DIRECTIONS FOR THIS TASK - Tally the lines with the word "将造型切换为" and report the number alone.

[GIVEN DATA start]

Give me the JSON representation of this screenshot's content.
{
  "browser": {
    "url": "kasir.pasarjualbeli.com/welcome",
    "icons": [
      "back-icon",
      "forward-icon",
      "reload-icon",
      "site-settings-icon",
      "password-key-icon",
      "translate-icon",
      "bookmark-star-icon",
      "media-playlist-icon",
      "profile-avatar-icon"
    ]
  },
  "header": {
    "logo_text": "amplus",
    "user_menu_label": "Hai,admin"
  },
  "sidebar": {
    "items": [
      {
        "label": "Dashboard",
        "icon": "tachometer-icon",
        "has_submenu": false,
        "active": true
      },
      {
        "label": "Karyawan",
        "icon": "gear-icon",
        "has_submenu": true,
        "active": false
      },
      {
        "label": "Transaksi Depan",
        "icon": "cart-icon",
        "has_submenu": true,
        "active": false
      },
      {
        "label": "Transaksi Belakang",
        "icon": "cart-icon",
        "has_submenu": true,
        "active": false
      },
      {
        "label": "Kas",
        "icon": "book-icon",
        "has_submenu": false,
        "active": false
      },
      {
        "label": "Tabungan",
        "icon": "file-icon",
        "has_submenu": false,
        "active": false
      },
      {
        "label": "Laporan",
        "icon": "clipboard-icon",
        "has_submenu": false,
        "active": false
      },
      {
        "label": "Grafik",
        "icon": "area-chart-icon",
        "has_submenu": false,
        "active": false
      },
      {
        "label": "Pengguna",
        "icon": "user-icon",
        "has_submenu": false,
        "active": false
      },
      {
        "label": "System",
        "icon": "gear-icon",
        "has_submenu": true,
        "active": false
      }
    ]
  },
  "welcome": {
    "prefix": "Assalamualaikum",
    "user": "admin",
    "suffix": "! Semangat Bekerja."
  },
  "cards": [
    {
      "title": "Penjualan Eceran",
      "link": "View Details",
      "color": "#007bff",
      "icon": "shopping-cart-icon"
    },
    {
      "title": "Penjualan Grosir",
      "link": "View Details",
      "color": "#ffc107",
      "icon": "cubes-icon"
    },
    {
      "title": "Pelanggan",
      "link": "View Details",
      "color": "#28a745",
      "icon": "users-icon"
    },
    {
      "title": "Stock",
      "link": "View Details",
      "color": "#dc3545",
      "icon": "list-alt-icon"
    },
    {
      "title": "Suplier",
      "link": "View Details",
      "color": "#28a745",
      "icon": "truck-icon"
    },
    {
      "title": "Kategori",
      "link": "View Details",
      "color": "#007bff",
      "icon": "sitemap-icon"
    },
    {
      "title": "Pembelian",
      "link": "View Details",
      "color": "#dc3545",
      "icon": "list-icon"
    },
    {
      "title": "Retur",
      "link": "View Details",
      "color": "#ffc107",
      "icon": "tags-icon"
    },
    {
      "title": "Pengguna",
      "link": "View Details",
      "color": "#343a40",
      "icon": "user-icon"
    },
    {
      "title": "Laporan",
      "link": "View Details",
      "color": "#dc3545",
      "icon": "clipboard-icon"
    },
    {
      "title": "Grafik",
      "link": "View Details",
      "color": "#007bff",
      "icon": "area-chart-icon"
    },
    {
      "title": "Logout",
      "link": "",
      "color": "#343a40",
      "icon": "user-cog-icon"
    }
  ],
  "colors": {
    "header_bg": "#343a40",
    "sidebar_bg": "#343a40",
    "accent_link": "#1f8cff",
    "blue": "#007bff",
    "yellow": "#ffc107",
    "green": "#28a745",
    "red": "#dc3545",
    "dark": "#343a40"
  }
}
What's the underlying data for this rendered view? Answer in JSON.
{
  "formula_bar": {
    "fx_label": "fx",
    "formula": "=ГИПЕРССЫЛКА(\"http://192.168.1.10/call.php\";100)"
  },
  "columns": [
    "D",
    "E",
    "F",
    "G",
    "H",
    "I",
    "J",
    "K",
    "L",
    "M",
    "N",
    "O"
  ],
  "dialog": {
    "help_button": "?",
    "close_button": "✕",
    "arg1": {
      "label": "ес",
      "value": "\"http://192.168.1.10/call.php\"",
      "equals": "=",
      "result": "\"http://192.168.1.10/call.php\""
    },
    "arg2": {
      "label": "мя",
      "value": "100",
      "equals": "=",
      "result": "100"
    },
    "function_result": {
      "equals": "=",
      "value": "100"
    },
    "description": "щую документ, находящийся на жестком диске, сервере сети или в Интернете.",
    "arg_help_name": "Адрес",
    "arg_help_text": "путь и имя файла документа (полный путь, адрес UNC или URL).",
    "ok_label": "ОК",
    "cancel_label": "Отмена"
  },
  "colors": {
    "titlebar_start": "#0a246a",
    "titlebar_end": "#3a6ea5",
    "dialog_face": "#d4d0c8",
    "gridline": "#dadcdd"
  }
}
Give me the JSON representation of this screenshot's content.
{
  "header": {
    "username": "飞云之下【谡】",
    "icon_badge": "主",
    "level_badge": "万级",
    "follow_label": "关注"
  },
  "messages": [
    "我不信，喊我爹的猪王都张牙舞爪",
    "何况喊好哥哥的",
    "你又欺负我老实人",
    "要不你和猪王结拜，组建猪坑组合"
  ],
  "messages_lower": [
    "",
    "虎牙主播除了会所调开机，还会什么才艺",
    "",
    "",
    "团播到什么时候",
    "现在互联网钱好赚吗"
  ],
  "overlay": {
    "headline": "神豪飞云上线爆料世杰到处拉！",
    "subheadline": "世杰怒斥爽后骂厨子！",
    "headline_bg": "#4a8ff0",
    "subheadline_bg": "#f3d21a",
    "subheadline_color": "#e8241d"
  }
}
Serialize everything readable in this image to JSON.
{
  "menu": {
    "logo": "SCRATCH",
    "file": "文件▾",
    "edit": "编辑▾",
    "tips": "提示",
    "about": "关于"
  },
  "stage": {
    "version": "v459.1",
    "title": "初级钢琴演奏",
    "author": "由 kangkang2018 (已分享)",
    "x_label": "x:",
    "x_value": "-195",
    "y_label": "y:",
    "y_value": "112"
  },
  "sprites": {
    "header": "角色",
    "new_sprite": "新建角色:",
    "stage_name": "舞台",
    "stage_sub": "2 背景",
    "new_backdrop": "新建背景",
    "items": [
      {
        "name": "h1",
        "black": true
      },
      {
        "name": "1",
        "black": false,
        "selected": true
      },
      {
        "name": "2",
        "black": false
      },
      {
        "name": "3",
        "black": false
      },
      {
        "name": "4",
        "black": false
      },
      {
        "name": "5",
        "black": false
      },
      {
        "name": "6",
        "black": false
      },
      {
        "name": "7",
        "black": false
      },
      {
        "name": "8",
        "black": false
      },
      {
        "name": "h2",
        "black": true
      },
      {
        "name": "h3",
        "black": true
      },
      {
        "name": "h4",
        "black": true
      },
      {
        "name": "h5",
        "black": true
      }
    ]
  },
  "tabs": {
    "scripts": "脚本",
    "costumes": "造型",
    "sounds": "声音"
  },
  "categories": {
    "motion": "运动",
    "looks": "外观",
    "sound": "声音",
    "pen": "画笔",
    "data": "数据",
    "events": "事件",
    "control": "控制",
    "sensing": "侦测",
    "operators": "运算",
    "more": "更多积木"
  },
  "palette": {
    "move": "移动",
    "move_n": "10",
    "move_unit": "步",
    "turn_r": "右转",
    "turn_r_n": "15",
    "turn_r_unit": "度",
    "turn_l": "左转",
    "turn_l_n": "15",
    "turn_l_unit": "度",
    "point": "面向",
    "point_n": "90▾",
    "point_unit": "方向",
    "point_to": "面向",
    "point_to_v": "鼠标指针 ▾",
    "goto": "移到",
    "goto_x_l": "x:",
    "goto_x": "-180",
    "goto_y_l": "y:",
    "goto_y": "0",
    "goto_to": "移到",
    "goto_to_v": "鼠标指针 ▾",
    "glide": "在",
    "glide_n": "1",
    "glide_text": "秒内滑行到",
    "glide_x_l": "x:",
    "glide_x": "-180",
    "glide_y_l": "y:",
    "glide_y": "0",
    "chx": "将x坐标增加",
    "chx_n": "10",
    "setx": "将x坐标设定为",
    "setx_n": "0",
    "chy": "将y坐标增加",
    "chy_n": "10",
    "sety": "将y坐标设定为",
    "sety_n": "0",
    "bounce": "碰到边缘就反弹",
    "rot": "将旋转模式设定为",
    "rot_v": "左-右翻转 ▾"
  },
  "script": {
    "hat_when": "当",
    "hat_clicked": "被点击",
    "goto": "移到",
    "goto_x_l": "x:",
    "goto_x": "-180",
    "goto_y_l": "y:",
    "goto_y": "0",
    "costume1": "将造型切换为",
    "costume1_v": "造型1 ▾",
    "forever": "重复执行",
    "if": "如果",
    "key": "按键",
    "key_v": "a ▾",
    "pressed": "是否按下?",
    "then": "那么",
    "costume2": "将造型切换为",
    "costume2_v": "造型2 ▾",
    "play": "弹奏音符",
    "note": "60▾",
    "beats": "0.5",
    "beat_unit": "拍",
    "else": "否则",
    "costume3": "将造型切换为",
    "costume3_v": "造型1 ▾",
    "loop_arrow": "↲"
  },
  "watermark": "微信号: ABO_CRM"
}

[GIVEN DATA end]

SOLUTION TO THIS PROBLEM - 3